** BEGIN Text provided **
So for using a versioned KTable you first create a VersionedBytesStoreSupplier with the Stores.persistentVersionedKeyValueStore factory method providing parameters for the name of the store and the amount of time the store retains previous versions.

Then you’ll use the newly created supplier when creating your source KTable with the StreamBuilder.build(String topic, Materialized) method as shown above at annotation three.

Now if your KStream out-of-order records joining with a KTable using a versioned store, the join should result in a temporal correct result as the join of the stream record with a table record is aligned by timestamps instead of simply using the latest record for the key.

For more background on versioned state stores read KIP-889.

Now go ahead and create the Java file at src/main/java/io/confluent/developer/VersionedKTableExample.java.

package io.confluent.developer;


import org.apache.kafka.clients.admin.AdminClient;
import org.apache.kafka.clients.admin.NewTopic;
import org.apache.kafka.clients.producer.KafkaProducer;
import org.apache.kafka.clients.producer.Producer;
import org.apache.kafka.clients.producer.ProducerConfig;
import org.apache.kafka.clients.producer.ProducerRecord;
import org.apache.kafka.common.serialization.Serde;
import org.apache.kafka.common.serialization.Serdes;
import org.apache.kafka.common.serialization.StringSerializer;
import org.apache.kafka.streams.KafkaStreams;
import org.apache.kafka.streams.KeyValue;
import org.apache.kafka.streams.StreamsBuilder;
import org.apache.kafka.streams.Topology;
import org.apache.kafka.streams.kstream.*;
import org.apache.kafka.streams.state.KeyValueBytesStoreSupplier;
import org.apache.kafka.streams.state.Stores;
import org.apache.kafka.streams.state.VersionedBytesStoreSupplier;

import java.io.FileInputStream;
import java.io.IOException;
import java.time.Duration;
import java.time.Instant;
import java.time.temporal.ChronoUnit;
import java.util.*;
import java.util.concurrent.CountDownLatch;

public class VersionedKTableExample {


    public Topology buildTopology(Properties allProps) {
        final StreamsBuilder builder = new StreamsBuilder();
        final String streamInputTopic = allProps.getProperty("stream.topic.name");
        final String tableInputTopic = allProps.getProperty("table.topic.name");
        final String totalResultOutputTopic = allProps.getProperty("output.topic.name");

        final Serde<String> stringSerde = Serdes.String();

        final VersionedBytesStoreSupplier versionedStoreSupplier = Stores.persistentVersionedKeyValueStore("versioned-ktable-store", Duration.ofMinutes(10));
        final KeyValueBytesStoreSupplier persistentStoreSupplier = Stores.persistentKeyValueStore("non-versioned-table");

        final KStream<String, String> streamInput = builder.stream(streamInputTopic, Consumed.with(stringSerde, stringSerde));

        final KTable<String, String> tableInput = builder.table(tableInputTopic,
                Materialized.<String, String>as(versionedStoreSupplier)
** END Text provided **
→ **Goal**
From the text on versioned KTables, reproduce word for word the passage starting with "Now if your" and going on through "for the key.".
** BEGIN Data rows **
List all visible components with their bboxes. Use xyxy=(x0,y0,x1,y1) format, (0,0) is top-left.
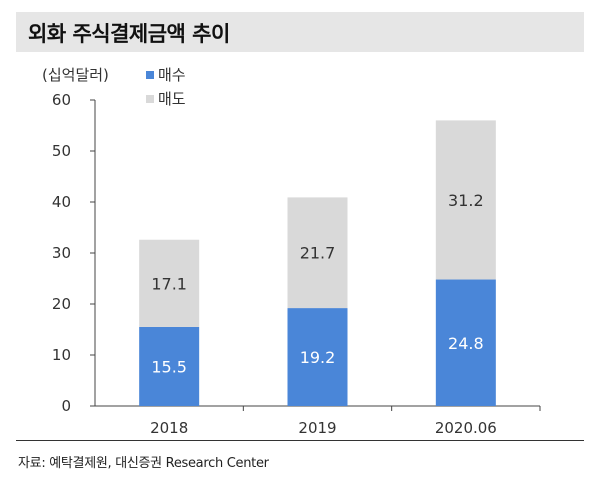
y-tick-label: 50 xyxy=(52,142,71,160)
data-label: 21.7 xyxy=(300,244,336,263)
source-note: 자료: 예탁결제원, 대신증권 Research Center xyxy=(18,456,269,471)
bar-buy-1 xyxy=(287,308,348,406)
unit-label: (십억달러) xyxy=(42,66,109,84)
y-tick-label: 40 xyxy=(52,193,71,211)
y-tick-label: 0 xyxy=(61,397,71,415)
data-label: 24.8 xyxy=(448,334,484,353)
legend-swatch xyxy=(146,71,154,79)
bar-sell-1 xyxy=(287,197,348,309)
bar-buy-2 xyxy=(435,279,496,406)
legend-label: 매도 xyxy=(158,90,186,108)
bar-sell-0 xyxy=(139,239,200,327)
chart-title: 외화 주식결제금액 추이 xyxy=(28,22,230,46)
x-tick-label: 2018 xyxy=(150,419,188,437)
data-label: 15.5 xyxy=(151,357,187,376)
x-tick-label: 2019 xyxy=(298,419,336,437)
data-label: 31.2 xyxy=(448,191,484,210)
data-label: 17.1 xyxy=(151,274,187,293)
data-label: 19.2 xyxy=(300,348,336,367)
source-divider xyxy=(16,440,584,441)
stacked-bar-chart: 0 10 20 30 40 50 60 2018 2019 2020.06 15.5 17.1 19.… xyxy=(42,66,541,437)
y-tick-label: 10 xyxy=(52,346,71,364)
y-tick-label: 20 xyxy=(52,295,71,313)
chart-bars: 15.5 17.1 19.2 21.7 24.8 31.2 xyxy=(139,120,496,406)
title-bar: 외화 주식결제금액 추이 xyxy=(16,12,584,52)
y-tick-label: 30 xyxy=(52,244,71,262)
y-tick-label: 60 xyxy=(52,91,71,109)
legend-label: 매수 xyxy=(158,66,186,84)
bar-sell-2 xyxy=(435,120,496,280)
legend-swatch xyxy=(146,95,154,103)
bar-buy-0 xyxy=(139,326,200,406)
x-tick-label: 2020.06 xyxy=(435,419,497,437)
** END Data rows **
→ **Solution to the problem**
Now if your KStream out-of-order records joining with a KTable using a versioned store, the join should result in a temporal correct result as the join of the stream record with a table record is aligned by timestamps instead of simply using the latest record for the key.